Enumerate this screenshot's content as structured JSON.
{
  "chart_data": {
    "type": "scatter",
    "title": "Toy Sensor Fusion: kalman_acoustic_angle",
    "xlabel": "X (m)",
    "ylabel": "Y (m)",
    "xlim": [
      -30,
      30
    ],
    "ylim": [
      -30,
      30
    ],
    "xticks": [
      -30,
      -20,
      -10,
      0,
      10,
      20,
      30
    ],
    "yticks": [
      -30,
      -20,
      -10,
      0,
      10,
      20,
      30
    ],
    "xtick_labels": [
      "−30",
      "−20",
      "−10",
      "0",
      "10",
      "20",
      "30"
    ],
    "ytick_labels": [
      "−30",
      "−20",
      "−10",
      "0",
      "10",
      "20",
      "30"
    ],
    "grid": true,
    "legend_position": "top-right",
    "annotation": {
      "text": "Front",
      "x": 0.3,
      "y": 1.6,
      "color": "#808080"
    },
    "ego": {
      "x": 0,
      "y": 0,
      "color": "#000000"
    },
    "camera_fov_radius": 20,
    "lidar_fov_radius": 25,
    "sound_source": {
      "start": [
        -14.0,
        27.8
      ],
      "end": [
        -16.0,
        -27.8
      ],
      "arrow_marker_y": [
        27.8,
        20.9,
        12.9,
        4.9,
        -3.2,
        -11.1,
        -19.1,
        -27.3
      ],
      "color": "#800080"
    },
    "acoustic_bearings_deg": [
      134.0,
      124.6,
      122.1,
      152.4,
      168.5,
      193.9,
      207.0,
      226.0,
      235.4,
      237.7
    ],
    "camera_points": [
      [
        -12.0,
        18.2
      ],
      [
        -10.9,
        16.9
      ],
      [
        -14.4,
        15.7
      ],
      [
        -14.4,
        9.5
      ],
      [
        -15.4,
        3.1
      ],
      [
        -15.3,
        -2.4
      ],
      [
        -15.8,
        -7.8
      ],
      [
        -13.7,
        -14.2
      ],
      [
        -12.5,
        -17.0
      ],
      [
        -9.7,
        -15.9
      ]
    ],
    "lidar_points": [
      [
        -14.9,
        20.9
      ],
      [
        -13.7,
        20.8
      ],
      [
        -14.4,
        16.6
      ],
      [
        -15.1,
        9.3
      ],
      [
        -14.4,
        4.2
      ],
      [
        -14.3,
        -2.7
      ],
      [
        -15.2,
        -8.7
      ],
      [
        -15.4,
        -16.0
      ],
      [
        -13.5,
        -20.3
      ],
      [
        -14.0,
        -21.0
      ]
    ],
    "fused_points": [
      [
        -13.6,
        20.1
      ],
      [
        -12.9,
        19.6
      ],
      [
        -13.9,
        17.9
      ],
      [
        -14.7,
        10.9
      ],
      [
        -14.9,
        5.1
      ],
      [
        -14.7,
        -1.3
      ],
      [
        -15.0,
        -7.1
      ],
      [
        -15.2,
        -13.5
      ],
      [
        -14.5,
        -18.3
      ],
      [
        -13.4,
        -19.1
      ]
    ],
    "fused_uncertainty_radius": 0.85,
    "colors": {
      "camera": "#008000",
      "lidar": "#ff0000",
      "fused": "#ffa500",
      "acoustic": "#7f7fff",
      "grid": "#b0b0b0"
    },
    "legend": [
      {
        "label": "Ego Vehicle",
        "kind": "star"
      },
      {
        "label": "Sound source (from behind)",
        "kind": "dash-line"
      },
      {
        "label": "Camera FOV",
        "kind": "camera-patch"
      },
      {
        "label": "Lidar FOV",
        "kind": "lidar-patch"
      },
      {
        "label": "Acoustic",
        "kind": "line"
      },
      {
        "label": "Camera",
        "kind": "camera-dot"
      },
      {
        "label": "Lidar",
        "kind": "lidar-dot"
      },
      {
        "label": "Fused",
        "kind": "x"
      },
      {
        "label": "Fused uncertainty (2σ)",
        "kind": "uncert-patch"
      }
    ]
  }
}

> _Your goal_: Every line of the data above should be reproduced word for word.

> _Complete answer_:
Enumerate this screenshot's content as structured JSON.
{
  "chart_data": {
    "type": "scatter",
    "title": "Toy Sensor Fusion: kalman_acoustic_angle",
    "xlabel": "X (m)",
    "ylabel": "Y (m)",
    "xlim": [
      -30,
      30
    ],
    "ylim": [
      -30,
      30
    ],
    "xticks": [
      -30,
      -20,
      -10,
      0,
      10,
      20,
      30
    ],
    "yticks": [
      -30,
      -20,
      -10,
      0,
      10,
      20,
      30
    ],
    "xtick_labels": [
      "−30",
      "−20",
      "−10",
      "0",
      "10",
      "20",
      "30"
    ],
    "ytick_labels": [
      "−30",
      "−20",
      "−10",
      "0",
      "10",
      "20",
      "30"
    ],
    "grid": true,
    "legend_position": "top-right",
    "annotation": {
      "text": "Front",
      "x": 0.3,
      "y": 1.6,
      "color": "#808080"
    },
    "ego": {
      "x": 0,
      "y": 0,
      "color": "#000000"
    },
    "camera_fov_radius": 20,
    "lidar_fov_radius": 25,
    "sound_source": {
      "start": [
        -14.0,
        27.8
      ],
      "end": [
        -16.0,
        -27.8
      ],
      "arrow_marker_y": [
        27.8,
        20.9,
        12.9,
        4.9,
        -3.2,
        -11.1,
        -19.1,
        -27.3
      ],
      "color": "#800080"
    },
    "acoustic_bearings_deg": [
      134.0,
      124.6,
      122.1,
      152.4,
      168.5,
      193.9,
      207.0,
      226.0,
      235.4,
      237.7
    ],
    "camera_points": [
      [
        -12.0,
        18.2
      ],
      [
        -10.9,
        16.9
      ],
      [
        -14.4,
        15.7
      ],
      [
        -14.4,
        9.5
      ],
      [
        -15.4,
        3.1
      ],
      [
        -15.3,
        -2.4
      ],
      [
        -15.8,
        -7.8
      ],
      [
        -13.7,
        -14.2
      ],
      [
        -12.5,
        -17.0
      ],
      [
        -9.7,
        -15.9
      ]
    ],
    "lidar_points": [
      [
        -14.9,
        20.9
      ],
      [
        -13.7,
        20.8
      ],
      [
        -14.4,
        16.6
      ],
      [
        -15.1,
        9.3
      ],
      [
        -14.4,
        4.2
      ],
      [
        -14.3,
        -2.7
      ],
      [
        -15.2,
        -8.7
      ],
      [
        -15.4,
        -16.0
      ],
      [
        -13.5,
        -20.3
      ],
      [
        -14.0,
        -21.0
      ]
    ],
    "fused_points": [
      [
        -13.6,
        20.1
      ],
      [
        -12.9,
        19.6
      ],
      [
        -13.9,
        17.9
      ],
      [
        -14.7,
        10.9
      ],
      [
        -14.9,
        5.1
      ],
      [
        -14.7,
        -1.3
      ],
      [
        -15.0,
        -7.1
      ],
      [
        -15.2,
        -13.5
      ],
      [
        -14.5,
        -18.3
      ],
      [
        -13.4,
        -19.1
      ]
    ],
    "fused_uncertainty_radius": 0.85,
    "colors": {
      "camera": "#008000",
      "lidar": "#ff0000",
      "fused": "#ffa500",
      "acoustic": "#7f7fff",
      "grid": "#b0b0b0"
    },
    "legend": [
      {
        "label": "Ego Vehicle",
        "kind": "star"
      },
      {
        "label": "Sound source (from behind)",
        "kind": "dash-line"
      },
      {
        "label": "Camera FOV",
        "kind": "camera-patch"
      },
      {
        "label": "Lidar FOV",
        "kind": "lidar-patch"
      },
      {
        "label": "Acoustic",
        "kind": "line"
      },
      {
        "label": "Camera",
        "kind": "camera-dot"
      },
      {
        "label": "Lidar",
        "kind": "lidar-dot"
      },
      {
        "label": "Fused",
        "kind": "x"
      },
      {
        "label": "Fused uncertainty (2σ)",
        "kind": "uncert-patch"
      }
    ]
  }
}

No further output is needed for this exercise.